• Task directions:
Could you transcribe every record below exactly as written, leaving out any pictures?

• Rows:

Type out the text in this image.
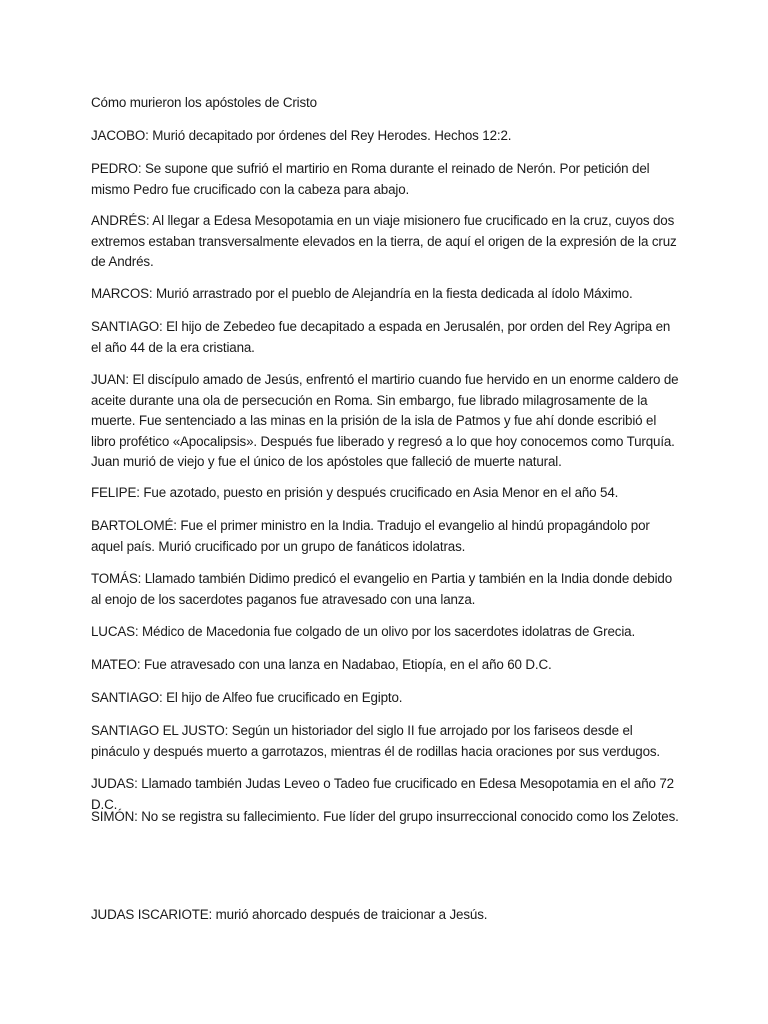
Cómo murieron los apóstoles de Cristo

JACOBO: Murió decapitado por órdenes del Rey Herodes. Hechos 12:2.

PEDRO: Se supone que sufrió el martirio en Roma durante el reinado de Nerón. Por petición del mismo Pedro fue crucificado con la cabeza para abajo.

ANDRÉS: Al llegar a Edesa Mesopotamia en un viaje misionero fue crucificado en la cruz, cuyos dos extremos estaban transversalmente elevados en la tierra, de aquí el origen de la expresión de la cruz de Andrés.

MARCOS: Murió arrastrado por el pueblo de Alejandría en la fiesta dedicada al ídolo Máximo.

SANTIAGO: El hijo de Zebedeo fue decapitado a espada en Jerusalén, por orden del Rey Agripa en el año 44 de la era cristiana.

JUAN: El discípulo amado de Jesús, enfrentó el martirio cuando fue hervido en un enorme caldero de aceite durante una ola de persecución en Roma. Sin embargo, fue librado milagrosamente de la muerte. Fue sentenciado a las minas en la prisión de la isla de Patmos y fue ahí donde escribió el libro profético «Apocalipsis». Después fue liberado y regresó a lo que hoy conocemos como Turquía. Juan murió de viejo y fue el único de los apóstoles que falleció de muerte natural.

FELIPE: Fue azotado, puesto en prisión y después crucificado en Asia Menor en el año 54.

BARTOLOMÉ: Fue el primer ministro en la India. Tradujo el evangelio al hindú propagándolo por aquel país. Murió crucificado por un grupo de fanáticos idolatras.

TOMÁS: Llamado también Didimo predicó el evangelio en Partia y también en la India donde debido al enojo de los sacerdotes paganos fue atravesado con una lanza.

LUCAS: Médico de Macedonia fue colgado de un olivo por los sacerdotes idolatras de Grecia.

MATEO: Fue atravesado con una lanza en Nadabao, Etiopía, en el año 60 D.C.

SANTIAGO: El hijo de Alfeo fue crucificado en Egipto.

SANTIAGO EL JUSTO: Según un historiador del siglo II fue arrojado por los fariseos desde el pináculo y después muerto a garrotazos, mientras él de rodillas hacia oraciones por sus verdugos.

JUDAS: Llamado también Judas Leveo o Tadeo fue crucificado en Edesa Mesopotamia en el año 72 D.C.

SIMÓN: No se registra su fallecimiento. Fue líder del grupo insurreccional conocido como los Zelotes.

JUDAS ISCARIOTE: murió ahorcado después de traicionar a Jesús.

• Complete answer:
Type out the text in this image.
Cómo murieron los apóstoles de Cristo

JACOBO: Murió decapitado por órdenes del Rey Herodes. Hechos 12:2.

PEDRO: Se supone que sufrió el martirio en Roma durante el reinado de Nerón. Por petición del mismo Pedro fue crucificado con la cabeza para abajo.

ANDRÉS: Al llegar a Edesa Mesopotamia en un viaje misionero fue crucificado en la cruz, cuyos dos extremos estaban transversalmente elevados en la tierra, de aquí el origen de la expresión de la cruz de Andrés.

MARCOS: Murió arrastrado por el pueblo de Alejandría en la fiesta dedicada al ídolo Máximo.

SANTIAGO: El hijo de Zebedeo fue decapitado a espada en Jerusalén, por orden del Rey Agripa en el año 44 de la era cristiana.

JUAN: El discípulo amado de Jesús, enfrentó el martirio cuando fue hervido en un enorme caldero de aceite durante una ola de persecución en Roma. Sin embargo, fue librado milagrosamente de la muerte. Fue sentenciado a las minas en la prisión de la isla de Patmos y fue ahí donde escribió el libro profético «Apocalipsis». Después fue liberado y regresó a lo que hoy conocemos como Turquía. Juan murió de viejo y fue el único de los apóstoles que falleció de muerte natural.

FELIPE: Fue azotado, puesto en prisión y después crucificado en Asia Menor en el año 54.

BARTOLOMÉ: Fue el primer ministro en la India. Tradujo el evangelio al hindú propagándolo por aquel país. Murió crucificado por un grupo de fanáticos idolatras.

TOMÁS: Llamado también Didimo predicó el evangelio en Partia y también en la India donde debido al enojo de los sacerdotes paganos fue atravesado con una lanza.

LUCAS: Médico de Macedonia fue colgado de un olivo por los sacerdotes idolatras de Grecia.

MATEO: Fue atravesado con una lanza en Nadabao, Etiopía, en el año 60 D.C.

SANTIAGO: El hijo de Alfeo fue crucificado en Egipto.

SANTIAGO EL JUSTO: Según un historiador del siglo II fue arrojado por los fariseos desde el pináculo y después muerto a garrotazos, mientras él de rodillas hacia oraciones por sus verdugos.

JUDAS: Llamado también Judas Leveo o Tadeo fue crucificado en Edesa Mesopotamia en el año 72 D.C.

SIMÓN: No se registra su fallecimiento. Fue líder del grupo insurreccional conocido como los Zelotes.

JUDAS ISCARIOTE: murió ahorcado después de traicionar a Jesús.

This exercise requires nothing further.